# [What is being asked]
The records are to be restated in their entirety, word for word.

# [Rows]
┄┄┄┄┄┄┄┄┄┄
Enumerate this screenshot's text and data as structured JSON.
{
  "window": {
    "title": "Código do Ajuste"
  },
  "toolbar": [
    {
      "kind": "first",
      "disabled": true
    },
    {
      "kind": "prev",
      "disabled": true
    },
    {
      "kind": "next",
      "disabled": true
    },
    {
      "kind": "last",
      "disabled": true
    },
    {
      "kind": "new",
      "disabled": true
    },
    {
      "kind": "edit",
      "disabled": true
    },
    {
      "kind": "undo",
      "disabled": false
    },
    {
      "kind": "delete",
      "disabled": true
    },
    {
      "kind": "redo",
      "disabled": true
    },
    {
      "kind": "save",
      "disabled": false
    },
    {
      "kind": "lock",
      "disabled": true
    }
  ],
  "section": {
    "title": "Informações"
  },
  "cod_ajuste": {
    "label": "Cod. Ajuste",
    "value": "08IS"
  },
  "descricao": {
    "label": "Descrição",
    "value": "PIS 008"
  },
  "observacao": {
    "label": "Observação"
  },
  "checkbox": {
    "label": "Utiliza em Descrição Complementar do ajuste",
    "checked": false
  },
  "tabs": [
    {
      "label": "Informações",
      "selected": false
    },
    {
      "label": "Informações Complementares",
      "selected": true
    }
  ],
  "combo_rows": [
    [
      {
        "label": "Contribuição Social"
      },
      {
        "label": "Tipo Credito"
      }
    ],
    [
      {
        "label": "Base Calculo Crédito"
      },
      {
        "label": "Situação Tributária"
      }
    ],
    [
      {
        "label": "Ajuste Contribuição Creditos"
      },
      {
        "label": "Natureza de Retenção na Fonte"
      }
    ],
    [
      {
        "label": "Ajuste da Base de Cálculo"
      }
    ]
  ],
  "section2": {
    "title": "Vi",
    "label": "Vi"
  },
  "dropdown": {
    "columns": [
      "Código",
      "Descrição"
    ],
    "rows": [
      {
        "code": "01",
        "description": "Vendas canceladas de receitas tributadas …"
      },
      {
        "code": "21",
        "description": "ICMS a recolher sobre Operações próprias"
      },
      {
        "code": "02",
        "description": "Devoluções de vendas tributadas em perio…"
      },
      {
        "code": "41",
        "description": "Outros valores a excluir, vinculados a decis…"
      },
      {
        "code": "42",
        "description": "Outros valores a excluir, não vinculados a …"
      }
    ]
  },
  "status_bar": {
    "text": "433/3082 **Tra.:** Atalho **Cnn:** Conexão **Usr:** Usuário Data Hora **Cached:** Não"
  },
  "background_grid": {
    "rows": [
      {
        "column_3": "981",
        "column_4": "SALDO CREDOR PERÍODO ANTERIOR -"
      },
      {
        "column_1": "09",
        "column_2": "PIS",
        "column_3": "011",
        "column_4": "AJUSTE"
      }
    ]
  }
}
┄┄┄┄┄┄┄┄┄┄
# [Complete answer]
Enumerate this screenshot's text and data as structured JSON.
{
  "window": {
    "title": "Código do Ajuste"
  },
  "toolbar": [
    {
      "kind": "first",
      "disabled": true
    },
    {
      "kind": "prev",
      "disabled": true
    },
    {
      "kind": "next",
      "disabled": true
    },
    {
      "kind": "last",
      "disabled": true
    },
    {
      "kind": "new",
      "disabled": true
    },
    {
      "kind": "edit",
      "disabled": true
    },
    {
      "kind": "undo",
      "disabled": false
    },
    {
      "kind": "delete",
      "disabled": true
    },
    {
      "kind": "redo",
      "disabled": true
    },
    {
      "kind": "save",
      "disabled": false
    },
    {
      "kind": "lock",
      "disabled": true
    }
  ],
  "section": {
    "title": "Informações"
  },
  "cod_ajuste": {
    "label": "Cod. Ajuste",
    "value": "08IS"
  },
  "descricao": {
    "label": "Descrição",
    "value": "PIS 008"
  },
  "observacao": {
    "label": "Observação"
  },
  "checkbox": {
    "label": "Utiliza em Descrição Complementar do ajuste",
    "checked": false
  },
  "tabs": [
    {
      "label": "Informações",
      "selected": false
    },
    {
      "label": "Informações Complementares",
      "selected": true
    }
  ],
  "combo_rows": [
    [
      {
        "label": "Contribuição Social"
      },
      {
        "label": "Tipo Credito"
      }
    ],
    [
      {
        "label": "Base Calculo Crédito"
      },
      {
        "label": "Situação Tributária"
      }
    ],
    [
      {
        "label": "Ajuste Contribuição Creditos"
      },
      {
        "label": "Natureza de Retenção na Fonte"
      }
    ],
    [
      {
        "label": "Ajuste da Base de Cálculo"
      }
    ]
  ],
  "section2": {
    "title": "Vi",
    "label": "Vi"
  },
  "dropdown": {
    "columns": [
      "Código",
      "Descrição"
    ],
    "rows": [
      {
        "code": "01",
        "description": "Vendas canceladas de receitas tributadas …"
      },
      {
        "code": "21",
        "description": "ICMS a recolher sobre Operações próprias"
      },
      {
        "code": "02",
        "description": "Devoluções de vendas tributadas em perio…"
      },
      {
        "code": "41",
        "description": "Outros valores a excluir, vinculados a decis…"
      },
      {
        "code": "42",
        "description": "Outros valores a excluir, não vinculados a …"
      }
    ]
  },
  "status_bar": {
    "text": "433/3082 **Tra.:** Atalho **Cnn:** Conexão **Usr:** Usuário Data Hora **Cached:** Não"
  },
  "background_grid": {
    "rows": [
      {
        "column_3": "981",
        "column_4": "SALDO CREDOR PERÍODO ANTERIOR -"
      },
      {
        "column_1": "09",
        "column_2": "PIS",
        "column_3": "011",
        "column_4": "AJUSTE"
      }
    ]
  }
}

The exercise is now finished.